WHAT TO WORK ON: Scan the entries and copy each line where the word "Mean" is present.

-- -- --

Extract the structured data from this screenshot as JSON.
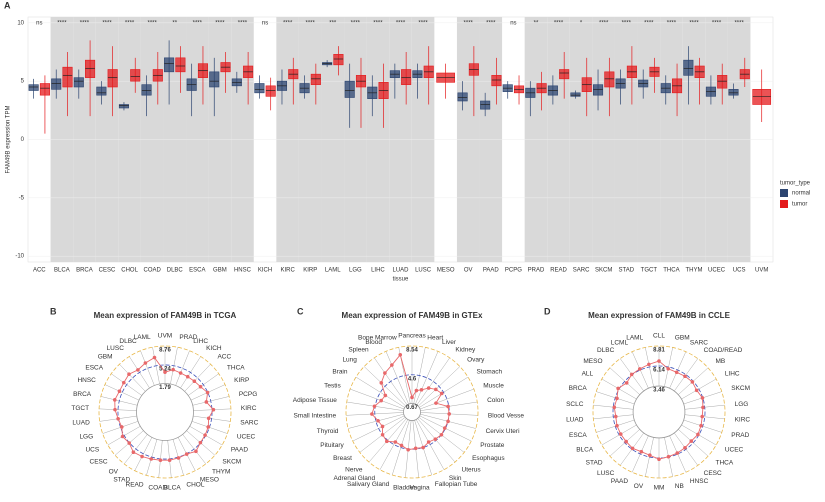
{
  "chart_data": [
    {
      "type": "box",
      "panel_label": "A",
      "x_label": "tissue",
      "y_label": "FAM49B expression TPM",
      "ylim": [
        -10.5,
        10.5
      ],
      "yticks": [
        -10,
        -5,
        0,
        5,
        10
      ],
      "legend_title": "tumor_type",
      "legend": "right",
      "categories": [
        "ACC",
        "BLCA",
        "BRCA",
        "CESC",
        "CHOL",
        "COAD",
        "DLBC",
        "ESCA",
        "GBM",
        "HNSC",
        "KICH",
        "KIRC",
        "KIRP",
        "LAML",
        "LGG",
        "LIHC",
        "LUAD",
        "LUSC",
        "MESO",
        "OV",
        "PAAD",
        "PCPG",
        "PRAD",
        "READ",
        "SARC",
        "SKCM",
        "STAD",
        "TGCT",
        "THCA",
        "THYM",
        "UCEC",
        "UCS",
        "UVM"
      ],
      "significance": [
        "ns",
        "****",
        "****",
        "****",
        "****",
        "****",
        "**",
        "****",
        "****",
        "****",
        "ns",
        "****",
        "****",
        "***",
        "****",
        "****",
        "****",
        "****",
        null,
        "****",
        "****",
        "ns",
        "**",
        "****",
        "*",
        "****",
        "****",
        "****",
        "****",
        "****",
        "****",
        "****",
        null
      ],
      "series": [
        {
          "name": "normal",
          "color": "#2b4470",
          "boxes": [
            [
              3.5,
              4.2,
              4.5,
              4.7,
              5.2
            ],
            [
              3.5,
              4.3,
              4.8,
              5.2,
              6
            ],
            [
              3.5,
              4.5,
              5,
              5.3,
              6
            ],
            [
              3,
              3.8,
              4,
              4.5,
              5
            ],
            [
              2.5,
              2.7,
              2.9,
              3,
              3.2
            ],
            [
              2,
              3.8,
              4.2,
              4.7,
              5.5
            ],
            [
              3,
              5.8,
              6.5,
              7,
              8.5
            ],
            [
              2,
              4.2,
              4.7,
              5.2,
              6.5
            ],
            [
              2,
              4.5,
              5,
              5.8,
              7
            ],
            [
              4,
              4.6,
              4.9,
              5.2,
              5.8
            ],
            [
              3.5,
              4,
              4.3,
              4.8,
              5.5
            ],
            [
              3,
              4.2,
              4.6,
              5,
              6
            ],
            [
              3.5,
              4,
              4.4,
              4.8,
              5.5
            ],
            [
              6.2,
              6.4,
              6.5,
              6.6,
              6.8
            ],
            [
              1,
              3.6,
              4.2,
              5,
              6.5
            ],
            [
              2,
              3.5,
              4,
              4.5,
              5.5
            ],
            [
              3.5,
              5.3,
              5.6,
              5.9,
              6.5
            ],
            [
              3.5,
              5.3,
              5.6,
              5.9,
              6.5
            ],
            null,
            [
              2.5,
              3.3,
              3.6,
              4,
              5
            ],
            [
              2,
              2.6,
              3,
              3.3,
              4
            ],
            [
              3.5,
              4.1,
              4.4,
              4.7,
              5
            ],
            [
              2,
              3.6,
              4,
              4.4,
              5
            ],
            [
              3,
              3.8,
              4.2,
              4.6,
              5.5
            ],
            [
              3.5,
              3.7,
              3.8,
              4,
              4.2
            ],
            [
              2.5,
              3.8,
              4.3,
              4.7,
              6
            ],
            [
              3,
              4.4,
              4.8,
              5.2,
              6
            ],
            [
              3.5,
              4.5,
              4.8,
              5.1,
              6
            ],
            [
              3,
              4,
              4.4,
              4.8,
              5.5
            ],
            [
              3,
              5.5,
              6.1,
              6.8,
              8
            ],
            [
              3,
              3.7,
              4.1,
              4.5,
              5.5
            ],
            [
              3.5,
              3.8,
              4,
              4.3,
              4.8
            ],
            null
          ]
        },
        {
          "name": "tumor",
          "color": "#e41a1c",
          "boxes": [
            [
              0.5,
              3.8,
              4.4,
              4.8,
              5.5
            ],
            [
              2,
              4.5,
              5.5,
              6.2,
              7.5
            ],
            [
              2,
              5.3,
              6.1,
              6.8,
              8.5
            ],
            [
              2,
              4.5,
              5.3,
              6,
              8
            ],
            [
              4,
              5,
              5.4,
              6,
              7
            ],
            [
              3,
              5,
              5.5,
              6,
              7.5
            ],
            [
              4,
              5.8,
              6.3,
              7,
              8
            ],
            [
              3,
              5.3,
              5.9,
              6.5,
              8
            ],
            [
              4,
              5.8,
              6.2,
              6.6,
              7.5
            ],
            [
              3,
              5.3,
              5.8,
              6.3,
              7.5
            ],
            [
              2.5,
              3.7,
              4.2,
              4.6,
              5.3
            ],
            [
              3,
              5.2,
              5.6,
              6,
              7
            ],
            [
              3,
              4.7,
              5.2,
              5.6,
              6.5
            ],
            [
              5.5,
              6.4,
              6.9,
              7.3,
              8
            ],
            [
              1,
              4.5,
              5,
              5.5,
              7
            ],
            [
              1,
              3.5,
              4.2,
              4.9,
              6.5
            ],
            [
              3,
              4.7,
              5.3,
              6,
              7.5
            ],
            [
              3,
              5.3,
              5.8,
              6.3,
              8
            ],
            [
              3.5,
              4.9,
              5.3,
              5.7,
              6.5
            ],
            [
              2,
              5.5,
              6,
              6.5,
              8
            ],
            [
              3,
              4.6,
              5.1,
              5.5,
              7
            ],
            [
              3,
              4,
              4.3,
              4.6,
              5.5
            ],
            [
              2.5,
              4,
              4.4,
              4.8,
              5.8
            ],
            [
              3.5,
              5.2,
              5.7,
              6,
              7.5
            ],
            [
              2,
              4.1,
              4.7,
              5.3,
              7
            ],
            [
              2,
              4.5,
              5.2,
              5.8,
              7
            ],
            [
              3,
              5.3,
              5.8,
              6.3,
              8
            ],
            [
              4,
              5.4,
              5.8,
              6.2,
              7
            ],
            [
              2,
              4,
              4.6,
              5.2,
              6.5
            ],
            [
              3,
              5.3,
              5.8,
              6.3,
              7
            ],
            [
              3,
              4.4,
              5,
              5.5,
              6.5
            ],
            [
              4.5,
              5.2,
              5.6,
              6,
              7
            ],
            [
              1.5,
              3,
              3.7,
              4.3,
              6
            ]
          ]
        }
      ]
    },
    {
      "type": "radar",
      "panel_label": "B",
      "title": "Mean expression of FAM49B in TCGA",
      "color": "#e8686a",
      "rlim": [
        -3.5,
        8.76
      ],
      "rticks": [
        1.79,
        5.24,
        8.76
      ],
      "categories": [
        "UVM",
        "PRAD",
        "LIHC",
        "KICH",
        "ACC",
        "THCA",
        "KIRP",
        "PCPG",
        "KIRC",
        "SARC",
        "UCEC",
        "PAAD",
        "SKCM",
        "THYM",
        "MESO",
        "CHOL",
        "BLCA",
        "COAD",
        "READ",
        "STAD",
        "OV",
        "CESC",
        "UCS",
        "LGG",
        "LUAD",
        "TGCT",
        "BRCA",
        "HNSC",
        "ESCA",
        "GBM",
        "LUSC",
        "DLBC",
        "LAML"
      ],
      "values": [
        3.9,
        4.5,
        4.3,
        4.3,
        4.4,
        4.6,
        5.2,
        4.4,
        5.5,
        4.7,
        5.0,
        5.1,
        5.2,
        5.8,
        5.3,
        5.4,
        5.5,
        5.5,
        5.6,
        5.8,
        6.0,
        5.3,
        5.6,
        5.0,
        5.3,
        5.8,
        6.1,
        5.8,
        5.9,
        6.2,
        5.8,
        6.3,
        6.8
      ]
    },
    {
      "type": "radar",
      "panel_label": "C",
      "title": "Mean expression of FAM49B in GTEx",
      "color": "#e8686a",
      "rlim": [
        -0.5,
        8.54
      ],
      "rticks": [
        0.67,
        4.6,
        8.54
      ],
      "categories": [
        "Pancreas",
        "Heart",
        "Liver",
        "Kidney",
        "Ovary",
        "Stomach",
        "Muscle",
        "Colon",
        "Blood Vesse",
        "Cervix Uteri",
        "Prostate",
        "Esophagus",
        "Uterus",
        "Skin",
        "Fallopian Tube",
        "Vagina",
        "Bladder",
        "Salivary Gland",
        "Adrenal Gland",
        "Nerve",
        "Breast",
        "Pituitary",
        "Thyroid",
        "Small Intestine",
        "Adipose Tissue",
        "Testis",
        "Brain",
        "Lung",
        "Spleen",
        "Blood",
        "Bone Marrow"
      ],
      "values": [
        1.5,
        2.5,
        2.8,
        3.5,
        4.0,
        4.3,
        3.0,
        4.5,
        4.6,
        4.6,
        4.5,
        4.6,
        4.4,
        4.2,
        4.6,
        4.5,
        4.7,
        4.3,
        4.2,
        4.8,
        4.6,
        4.0,
        4.3,
        5.0,
        4.7,
        4.0,
        3.8,
        5.3,
        6.0,
        6.5,
        7.5
      ]
    },
    {
      "type": "radar",
      "panel_label": "D",
      "title": "Mean expression of FAM49B in CCLE",
      "color": "#e8686a",
      "rlim": [
        0,
        8.81
      ],
      "rticks": [
        3.46,
        6.14,
        8.81
      ],
      "categories": [
        "CLL",
        "GBM",
        "SARC",
        "COAD/READ",
        "MB",
        "LIHC",
        "SKCM",
        "LGG",
        "KIRC",
        "PRAD",
        "UCEC",
        "THCA",
        "CESC",
        "HNSC",
        "NB",
        "MM",
        "OV",
        "PAAD",
        "LUSC",
        "STAD",
        "BLCA",
        "ESCA",
        "LUAD",
        "SCLC",
        "BRCA",
        "ALL",
        "MESO",
        "DLBC",
        "LCML",
        "LAML"
      ],
      "values": [
        6.8,
        5.9,
        5.8,
        5.9,
        6.0,
        5.8,
        6.1,
        5.9,
        5.8,
        5.9,
        6.0,
        5.8,
        5.9,
        6.0,
        6.1,
        6.3,
        5.9,
        5.8,
        6.0,
        5.9,
        5.9,
        5.9,
        5.8,
        6.0,
        5.9,
        6.3,
        5.8,
        6.2,
        6.3,
        6.5
      ]
    }
  ]
}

-- -- --

WRITTEN SOLUTION:
      "title": "Mean expression of FAM49B in TCGA",
      "title": "Mean expression of FAM49B in GTEx",
      "title": "Mean expression of FAM49B in CCLE",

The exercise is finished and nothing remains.